** Start **

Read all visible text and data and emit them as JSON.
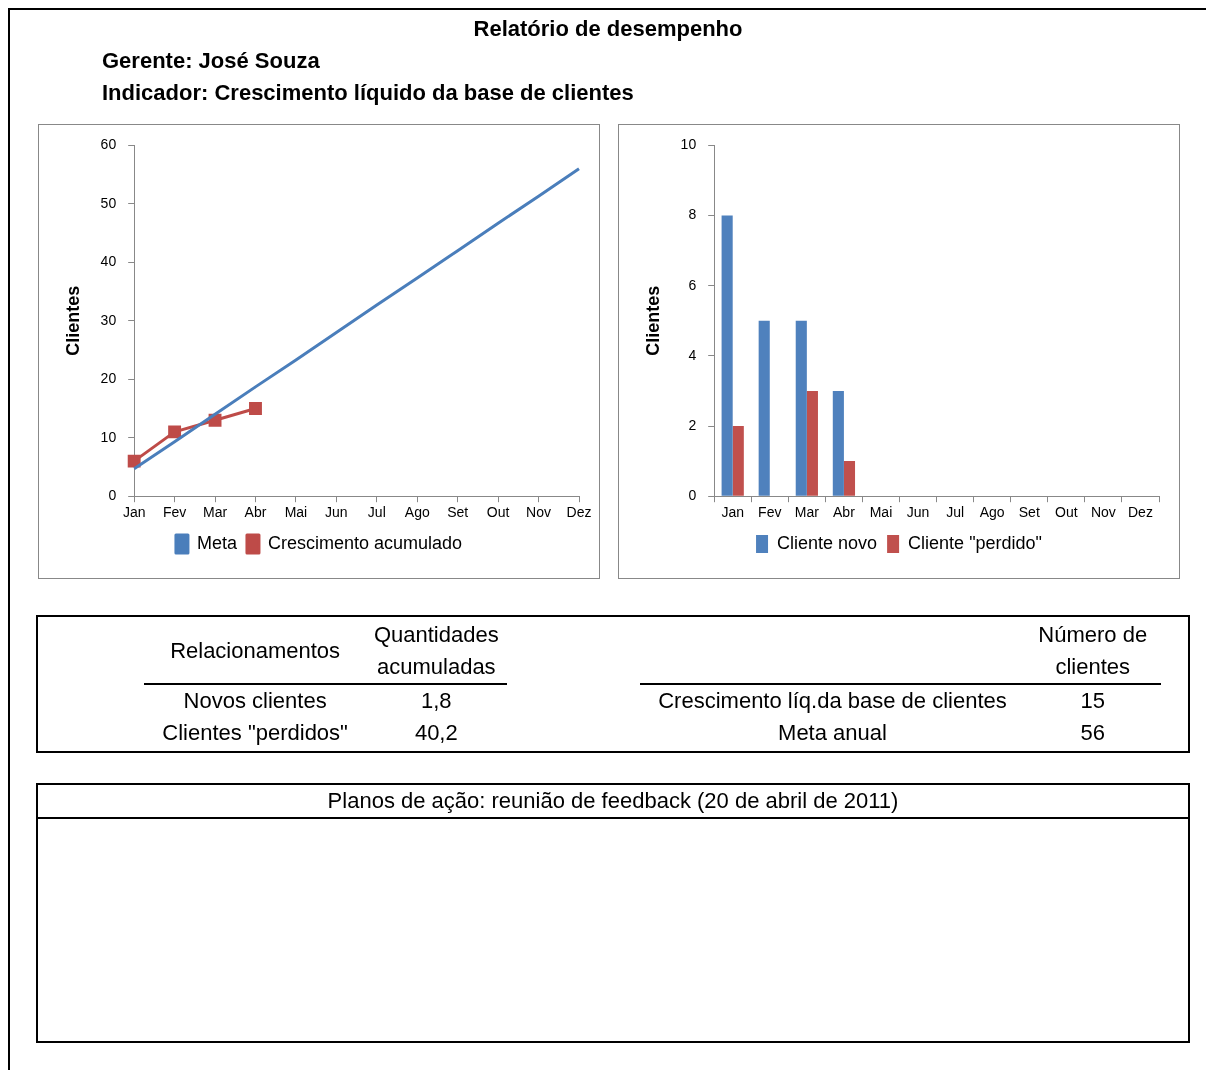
{
  "chart_data": [
    {
      "type": "line",
      "title": "Relatório de desempenho",
      "subtitle": "Gerente: José Souza",
      "annotations": [
        "Indicador: Crescimento líquido da base de clientes"
      ],
      "ylabel": "Clientes",
      "categories": [
        "Jan",
        "Fev",
        "Mar",
        "Abr",
        "Mai",
        "Jun",
        "Jul",
        "Ago",
        "Set",
        "Out",
        "Nov",
        "Dez"
      ],
      "ylim": [
        0,
        60
      ],
      "yticks": [
        0,
        10,
        20,
        30,
        40,
        50,
        60
      ],
      "grid": false,
      "legend": "bottom",
      "series": [
        {
          "name": "Meta",
          "color": "#4a7ebb",
          "marker": "none",
          "values": [
            4.7,
            9.3,
            14,
            18.7,
            23.3,
            28,
            32.7,
            37.3,
            42,
            46.7,
            51.3,
            56
          ]
        },
        {
          "name": "Crescimento acumulado",
          "color": "#be4b48",
          "marker": "square",
          "values": [
            6,
            11,
            13,
            15,
            null,
            null,
            null,
            null,
            null,
            null,
            null,
            null
          ]
        }
      ]
    },
    {
      "type": "bar",
      "ylabel": "Clientes",
      "categories": [
        "Jan",
        "Fev",
        "Mar",
        "Abr",
        "Mai",
        "Jun",
        "Jul",
        "Ago",
        "Set",
        "Out",
        "Nov",
        "Dez"
      ],
      "ylim": [
        0,
        10
      ],
      "yticks": [
        0,
        2,
        4,
        6,
        8,
        10
      ],
      "grid": false,
      "legend": "bottom",
      "series": [
        {
          "name": "Cliente novo",
          "color": "#4f81bd",
          "values": [
            8,
            5,
            5,
            3,
            null,
            null,
            null,
            null,
            null,
            null,
            null,
            null
          ]
        },
        {
          "name": "Cliente \"perdido\"",
          "color": "#c0504d",
          "values": [
            2,
            0,
            3,
            1,
            null,
            null,
            null,
            null,
            null,
            null,
            null,
            null
          ]
        }
      ]
    },
    {
      "type": "other",
      "ylabel": "Relacionamentos",
      "xlabel": "Quantidades acumuladas",
      "annotations": [
        "Novos clientes",
        "1,8",
        "Clientes \"perdidos\"",
        "40,2"
      ]
    },
    {
      "type": "other",
      "xlabel": "Número de clientes",
      "annotations": [
        "Crescimento líq.da base de clientes",
        "15",
        "Meta anual",
        "56"
      ]
    },
    {
      "type": "other",
      "title": "Planos de ação: reunião de feedback (20 de abril de 2011)"
    }
  ]
}
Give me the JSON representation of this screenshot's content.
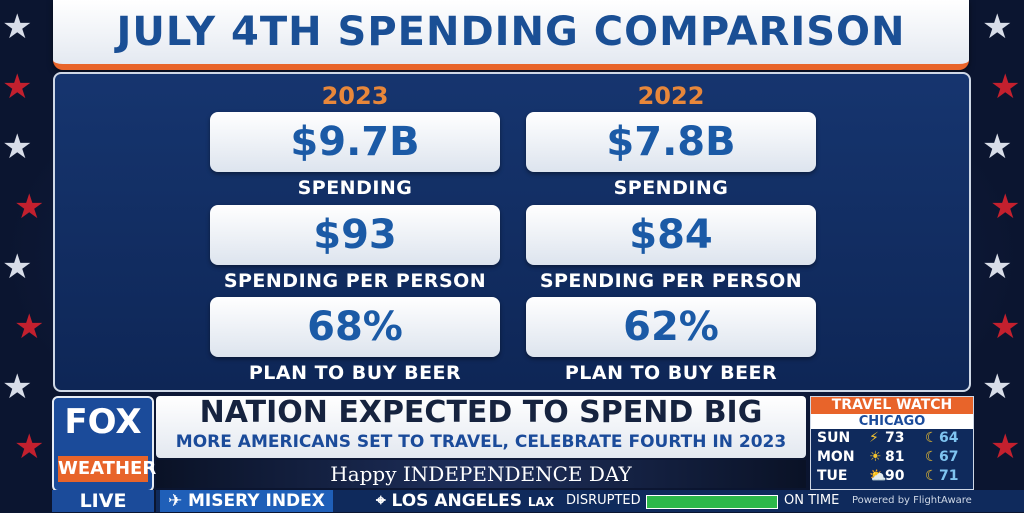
{
  "title": "JULY 4TH SPENDING COMPARISON",
  "columns": [
    {
      "year": "2023",
      "stats": [
        {
          "value": "$9.7B",
          "label": "SPENDING"
        },
        {
          "value": "$93",
          "label": "SPENDING PER PERSON"
        },
        {
          "value": "68%",
          "label": "PLAN TO BUY BEER"
        }
      ]
    },
    {
      "year": "2022",
      "stats": [
        {
          "value": "$7.8B",
          "label": "SPENDING"
        },
        {
          "value": "$84",
          "label": "SPENDING PER PERSON"
        },
        {
          "value": "62%",
          "label": "PLAN TO BUY BEER"
        }
      ]
    }
  ],
  "logo": {
    "top": "FOX",
    "bottom": "WEATHER",
    "live": "LIVE"
  },
  "headline": {
    "main": "NATION EXPECTED TO SPEND BIG",
    "sub": "MORE AMERICANS SET TO TRAVEL, CELEBRATE FOURTH IN 2023"
  },
  "holiday_banner": "Happy INDEPENDENCE DAY",
  "travel_watch": {
    "title": "TRAVEL WATCH",
    "city": "CHICAGO",
    "days": [
      {
        "day": "SUN",
        "hi": "73",
        "lo": "64",
        "icon_hi": "lightning-icon",
        "icon_lo": "moon-icon"
      },
      {
        "day": "MON",
        "hi": "81",
        "lo": "67",
        "icon_hi": "sun-icon",
        "icon_lo": "moon-icon"
      },
      {
        "day": "TUE",
        "hi": "90",
        "lo": "71",
        "icon_hi": "partly-cloudy-icon",
        "icon_lo": "moon-icon"
      }
    ]
  },
  "ticker": {
    "misery": "MISERY INDEX",
    "city": "LOS ANGELES",
    "airport": "LAX",
    "disrupted": "DISRUPTED",
    "on_time": "ON TIME",
    "powered": "Powered by FlightAware"
  },
  "colors": {
    "accent": "#e8642a",
    "brand": "#1b4b9a",
    "value": "#1b5aa6"
  }
}
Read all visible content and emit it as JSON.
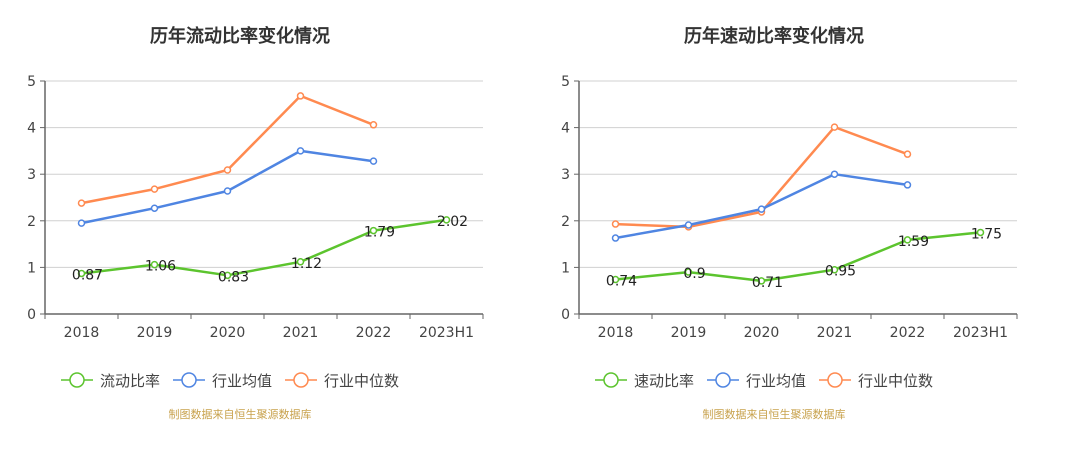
{
  "chart_data": [
    {
      "type": "line",
      "title": "历年流动比率变化情况",
      "categories": [
        "2018",
        "2019",
        "2020",
        "2021",
        "2022",
        "2023H1"
      ],
      "ylim": [
        0,
        5
      ],
      "yticks": [
        "0",
        "1",
        "2",
        "3",
        "4",
        "5"
      ],
      "grid": true,
      "legend_position": "bottom",
      "series": [
        {
          "name": "流动比率",
          "color": "#5cc42e",
          "values": [
            0.87,
            1.06,
            0.83,
            1.12,
            1.79,
            2.02
          ],
          "labels": [
            "0.87",
            "1.06",
            "0.83",
            "1.12",
            "1.79",
            "2.02"
          ]
        },
        {
          "name": "行业均值",
          "color": "#4f85e2",
          "values": [
            1.95,
            2.27,
            2.64,
            3.5,
            3.28,
            null
          ]
        },
        {
          "name": "行业中位数",
          "color": "#ff8a50",
          "values": [
            2.38,
            2.68,
            3.09,
            4.68,
            4.06,
            null
          ]
        }
      ],
      "source": "制图数据来自恒生聚源数据库"
    },
    {
      "type": "line",
      "title": "历年速动比率变化情况",
      "categories": [
        "2018",
        "2019",
        "2020",
        "2021",
        "2022",
        "2023H1"
      ],
      "ylim": [
        0,
        5
      ],
      "yticks": [
        "0",
        "1",
        "2",
        "3",
        "4",
        "5"
      ],
      "grid": true,
      "legend_position": "bottom",
      "series": [
        {
          "name": "速动比率",
          "color": "#5cc42e",
          "values": [
            0.74,
            0.9,
            0.71,
            0.95,
            1.59,
            1.75
          ],
          "labels": [
            "0.74",
            "0.9",
            "0.71",
            "0.95",
            "1.59",
            "1.75"
          ]
        },
        {
          "name": "行业均值",
          "color": "#4f85e2",
          "values": [
            1.63,
            1.91,
            2.25,
            3.0,
            2.77,
            null
          ]
        },
        {
          "name": "行业中位数",
          "color": "#ff8a50",
          "values": [
            1.93,
            1.87,
            2.19,
            4.01,
            3.43,
            null
          ]
        }
      ],
      "source": "制图数据来自恒生聚源数据库"
    }
  ]
}
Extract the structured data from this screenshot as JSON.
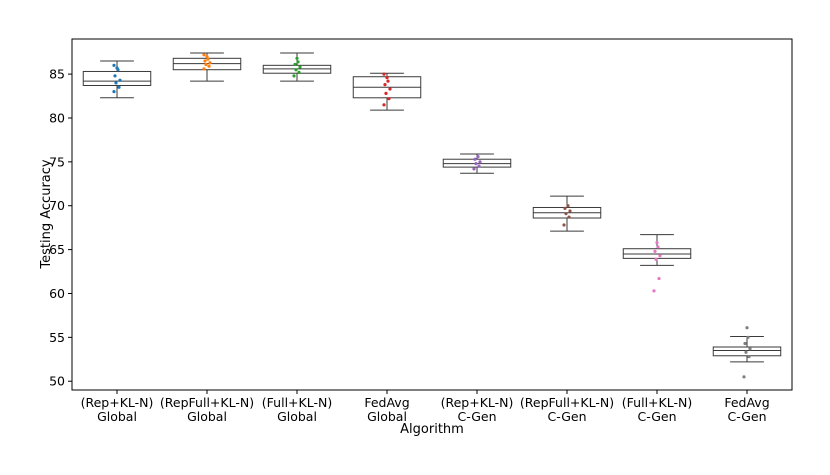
{
  "chart_data": {
    "type": "box",
    "xlabel": "Algorithm",
    "ylabel": "Testing Accuracy",
    "ylim": [
      49,
      89
    ],
    "yticks": [
      50,
      55,
      60,
      65,
      70,
      75,
      80,
      85
    ],
    "grid": false,
    "categories": [
      {
        "line1": "(Rep+KL-N)",
        "line2": "Global"
      },
      {
        "line1": "(RepFull+KL-N)",
        "line2": "Global"
      },
      {
        "line1": "(Full+KL-N)",
        "line2": "Global"
      },
      {
        "line1": "FedAvg",
        "line2": "Global"
      },
      {
        "line1": "(Rep+KL-N)",
        "line2": "C-Gen"
      },
      {
        "line1": "(RepFull+KL-N)",
        "line2": "C-Gen"
      },
      {
        "line1": "(Full+KL-N)",
        "line2": "C-Gen"
      },
      {
        "line1": "FedAvg",
        "line2": "C-Gen"
      }
    ],
    "boxes": [
      {
        "whislo": 82.3,
        "q1": 83.7,
        "med": 84.2,
        "q3": 85.3,
        "whishi": 86.5,
        "color": "#1f77b4",
        "points": [
          83.0,
          83.5,
          84.0,
          84.3,
          84.8,
          85.5,
          85.7,
          86.0
        ]
      },
      {
        "whislo": 84.2,
        "q1": 85.5,
        "med": 86.2,
        "q3": 86.8,
        "whishi": 87.4,
        "color": "#ff7f0e",
        "points": [
          85.6,
          85.9,
          86.1,
          86.3,
          86.5,
          86.7,
          87.0,
          87.2
        ]
      },
      {
        "whislo": 84.2,
        "q1": 85.1,
        "med": 85.6,
        "q3": 86.0,
        "whishi": 87.4,
        "color": "#2ca02c",
        "points": [
          84.8,
          85.2,
          85.5,
          85.8,
          86.1,
          86.4,
          86.8
        ]
      },
      {
        "whislo": 80.9,
        "q1": 82.3,
        "med": 83.5,
        "q3": 84.7,
        "whishi": 85.1,
        "color": "#d62728",
        "points": [
          81.5,
          82.2,
          82.8,
          83.3,
          83.8,
          84.2,
          84.6,
          85.0
        ]
      },
      {
        "whislo": 73.7,
        "q1": 74.4,
        "med": 74.8,
        "q3": 75.3,
        "whishi": 75.9,
        "color": "#9467bd",
        "points": [
          74.2,
          74.5,
          74.8,
          75.0,
          75.3,
          75.6
        ]
      },
      {
        "whislo": 67.1,
        "q1": 68.6,
        "med": 69.2,
        "q3": 69.8,
        "whishi": 71.1,
        "color": "#8c564b",
        "points": [
          67.8,
          68.7,
          69.1,
          69.4,
          69.7,
          70.0
        ]
      },
      {
        "whislo": 63.2,
        "q1": 64.0,
        "med": 64.5,
        "q3": 65.1,
        "whishi": 66.7,
        "color": "#e377c2",
        "points": [
          60.3,
          61.7,
          63.9,
          64.3,
          64.8,
          65.3,
          65.8
        ]
      },
      {
        "whislo": 52.2,
        "q1": 52.9,
        "med": 53.5,
        "q3": 53.9,
        "whishi": 55.1,
        "color": "#7f7f7f",
        "points": [
          50.5,
          52.8,
          53.3,
          53.7,
          54.3,
          55.0,
          56.1
        ]
      }
    ]
  }
}
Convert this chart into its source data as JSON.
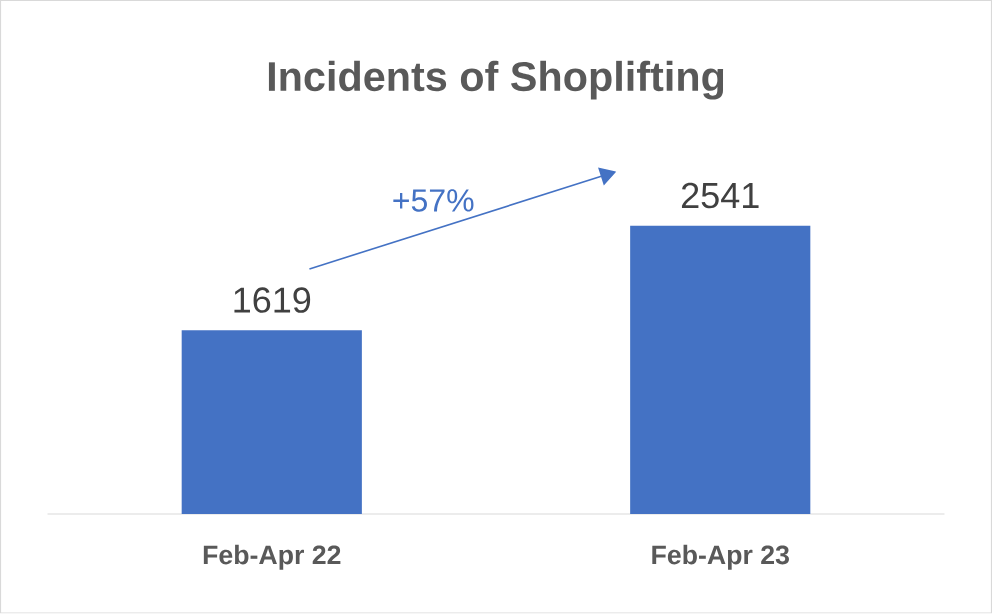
{
  "chart_data": {
    "type": "bar",
    "title": "Incidents of Shoplifting",
    "categories": [
      "Feb-Apr 22",
      "Feb-Apr 23"
    ],
    "values": [
      1619,
      2541
    ],
    "color": "#4472c4",
    "data_labels": true,
    "annotations": [
      "+57%"
    ]
  }
}
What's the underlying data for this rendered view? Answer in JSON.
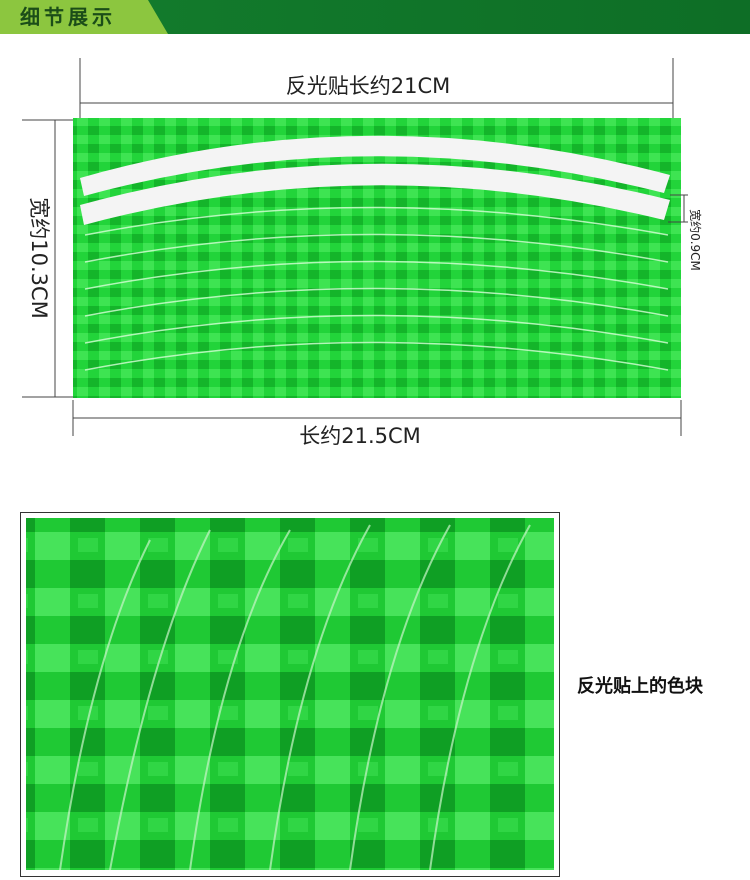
{
  "header": {
    "title": "细节展示"
  },
  "dimensions": {
    "top_length": "反光贴长约21CM",
    "left_width": "宽约10.3CM",
    "strip_width": "宽约0.9CM",
    "bottom_length": "长约21.5CM"
  },
  "detail": {
    "caption": "反光贴上的色块"
  }
}
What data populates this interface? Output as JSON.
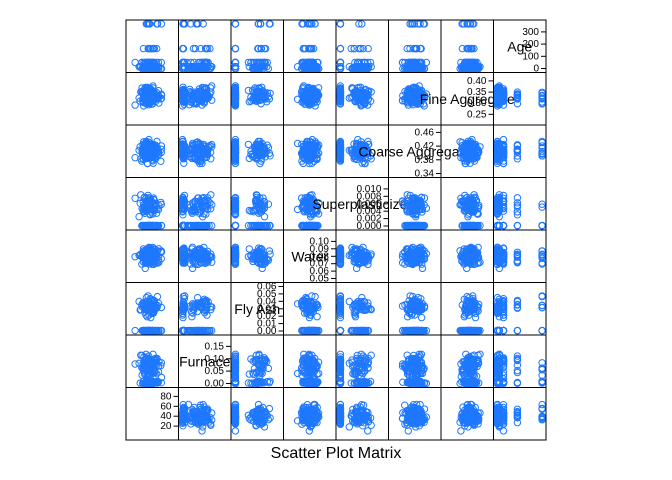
{
  "chart_data": {
    "type": "scatter",
    "title": "Scatter Plot Matrix",
    "variables": [
      {
        "name": "Furnace",
        "range": [
          0,
          0.18
        ],
        "ticks": [
          0.0,
          0.05,
          0.1,
          0.15
        ],
        "tick_labels": [
          "0.00",
          "0.05",
          "0.10",
          "0.15"
        ]
      },
      {
        "name": "Fly Ash",
        "range": [
          0,
          0.06
        ],
        "ticks": [
          0.0,
          0.01,
          0.02,
          0.03,
          0.04,
          0.05,
          0.06
        ],
        "tick_labels": [
          "0.00",
          "0.01",
          "0.02",
          "0.03",
          "0.04",
          "0.05",
          "0.06"
        ]
      },
      {
        "name": "Water",
        "range": [
          0.05,
          0.11
        ],
        "ticks": [
          0.05,
          0.06,
          0.07,
          0.08,
          0.09,
          0.1
        ],
        "tick_labels": [
          "0.05",
          "0.06",
          "0.07",
          "0.08",
          "0.09",
          "0.10"
        ]
      },
      {
        "name": "Superplasticizer",
        "range": [
          0,
          0.012
        ],
        "ticks": [
          0.0,
          0.002,
          0.004,
          0.006,
          0.008,
          0.01
        ],
        "tick_labels": [
          "0.000",
          "0.002",
          "0.004",
          "0.006",
          "0.008",
          "0.010"
        ]
      },
      {
        "name": "Coarse Aggregate",
        "range": [
          0.34,
          0.47
        ],
        "ticks": [
          0.34,
          0.38,
          0.42,
          0.46
        ],
        "tick_labels": [
          "0.34",
          "0.38",
          "0.42",
          "0.46"
        ]
      },
      {
        "name": "Fine Aggregate",
        "range": [
          0.22,
          0.42
        ],
        "ticks": [
          0.25,
          0.3,
          0.35,
          0.4
        ],
        "tick_labels": [
          "0.25",
          "0.30",
          "0.35",
          "0.40"
        ]
      },
      {
        "name": "Age",
        "range": [
          0,
          365
        ],
        "ticks": [
          0,
          100,
          200,
          300
        ],
        "tick_labels": [
          "0",
          "100",
          "200",
          "300"
        ]
      }
    ],
    "corner_panel": {
      "ticks": [
        20,
        40,
        60,
        80
      ],
      "tick_labels": [
        "20",
        "40",
        "60",
        "80"
      ]
    },
    "grid": false,
    "legend": "none",
    "marker": "open circle",
    "point_color": "#1F78FF"
  }
}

** End **

▸ **Objective**
Show each line holding the word "xlabel".

▸ **Response to the task**
      "xlabel": "Quantidades acumuladas",
      "xlabel": "Número de clientes",
    "xlabel": "Algorithm",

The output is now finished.